▸ **Requisitos de la tarea**: Reproduce las entradas desde el principio hasta la línea que contiene "308, 1153, 368]", ambas incluidas, cambiando "Hospital" por "Sanatorio" y dejando todo lo demás igual.
◇ ◇ ◇ ◇ ◇ ◇ ◇
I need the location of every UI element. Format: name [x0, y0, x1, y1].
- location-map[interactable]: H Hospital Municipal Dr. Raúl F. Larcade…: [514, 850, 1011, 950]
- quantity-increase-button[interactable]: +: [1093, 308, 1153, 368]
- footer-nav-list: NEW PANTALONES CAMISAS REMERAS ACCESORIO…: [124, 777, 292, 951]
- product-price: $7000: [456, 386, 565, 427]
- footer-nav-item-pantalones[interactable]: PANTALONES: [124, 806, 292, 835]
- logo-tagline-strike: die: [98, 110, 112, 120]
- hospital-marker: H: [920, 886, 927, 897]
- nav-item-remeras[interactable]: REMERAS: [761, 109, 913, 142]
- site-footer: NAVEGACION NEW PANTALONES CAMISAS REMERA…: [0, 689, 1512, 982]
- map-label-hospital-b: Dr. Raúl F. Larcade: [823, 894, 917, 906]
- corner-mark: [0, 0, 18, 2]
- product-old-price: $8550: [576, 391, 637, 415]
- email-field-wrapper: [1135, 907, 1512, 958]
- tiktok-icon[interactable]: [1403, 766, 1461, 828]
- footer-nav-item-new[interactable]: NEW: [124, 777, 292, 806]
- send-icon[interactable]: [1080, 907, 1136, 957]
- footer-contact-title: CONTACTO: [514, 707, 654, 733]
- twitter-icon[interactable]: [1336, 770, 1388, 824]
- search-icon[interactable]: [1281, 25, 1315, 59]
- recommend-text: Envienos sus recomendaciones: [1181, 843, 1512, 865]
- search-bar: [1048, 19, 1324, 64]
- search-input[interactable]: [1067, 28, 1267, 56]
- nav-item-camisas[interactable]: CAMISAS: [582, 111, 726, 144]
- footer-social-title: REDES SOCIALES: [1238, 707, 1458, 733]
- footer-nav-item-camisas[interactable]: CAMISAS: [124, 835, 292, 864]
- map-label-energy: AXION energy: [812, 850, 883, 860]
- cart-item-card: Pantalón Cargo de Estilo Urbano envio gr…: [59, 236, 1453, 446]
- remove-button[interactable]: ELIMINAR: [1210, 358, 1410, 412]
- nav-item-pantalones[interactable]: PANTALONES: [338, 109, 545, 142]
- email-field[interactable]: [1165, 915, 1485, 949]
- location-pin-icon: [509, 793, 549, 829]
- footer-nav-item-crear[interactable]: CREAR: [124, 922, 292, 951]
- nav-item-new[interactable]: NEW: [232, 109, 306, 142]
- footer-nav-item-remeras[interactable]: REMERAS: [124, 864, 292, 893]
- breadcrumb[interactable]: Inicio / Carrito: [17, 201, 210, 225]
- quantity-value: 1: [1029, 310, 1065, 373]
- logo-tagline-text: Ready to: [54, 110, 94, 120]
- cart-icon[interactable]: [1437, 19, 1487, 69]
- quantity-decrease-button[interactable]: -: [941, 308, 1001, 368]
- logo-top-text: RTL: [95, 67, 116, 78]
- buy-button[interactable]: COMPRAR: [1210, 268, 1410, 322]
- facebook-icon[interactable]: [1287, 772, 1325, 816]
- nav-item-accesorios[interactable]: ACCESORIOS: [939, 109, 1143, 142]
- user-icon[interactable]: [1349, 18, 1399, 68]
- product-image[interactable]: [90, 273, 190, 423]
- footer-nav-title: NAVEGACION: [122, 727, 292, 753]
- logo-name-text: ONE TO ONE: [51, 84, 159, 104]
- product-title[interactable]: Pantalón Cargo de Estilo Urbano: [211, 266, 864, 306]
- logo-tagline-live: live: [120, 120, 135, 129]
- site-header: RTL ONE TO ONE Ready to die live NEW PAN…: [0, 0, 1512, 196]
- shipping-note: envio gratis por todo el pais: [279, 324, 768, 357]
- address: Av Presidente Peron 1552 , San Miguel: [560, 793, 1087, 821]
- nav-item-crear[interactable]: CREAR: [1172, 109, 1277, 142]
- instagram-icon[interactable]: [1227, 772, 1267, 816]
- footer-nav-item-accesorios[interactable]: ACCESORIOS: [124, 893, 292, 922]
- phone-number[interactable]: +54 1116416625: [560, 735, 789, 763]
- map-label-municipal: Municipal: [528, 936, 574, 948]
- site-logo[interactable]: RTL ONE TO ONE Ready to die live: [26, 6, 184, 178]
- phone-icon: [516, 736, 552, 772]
◇ ◇ ◇ ◇ ◇ ◇ ◇
▸ **Solución escrita**:
I need the location of every UI element. Format: name [x0, y0, x1, y1].
- location-map[interactable]: H Sanatorio Municipal Dr. Raúl F. Larcade…: [514, 850, 1011, 950]
- quantity-increase-button[interactable]: +: [1093, 308, 1153, 368]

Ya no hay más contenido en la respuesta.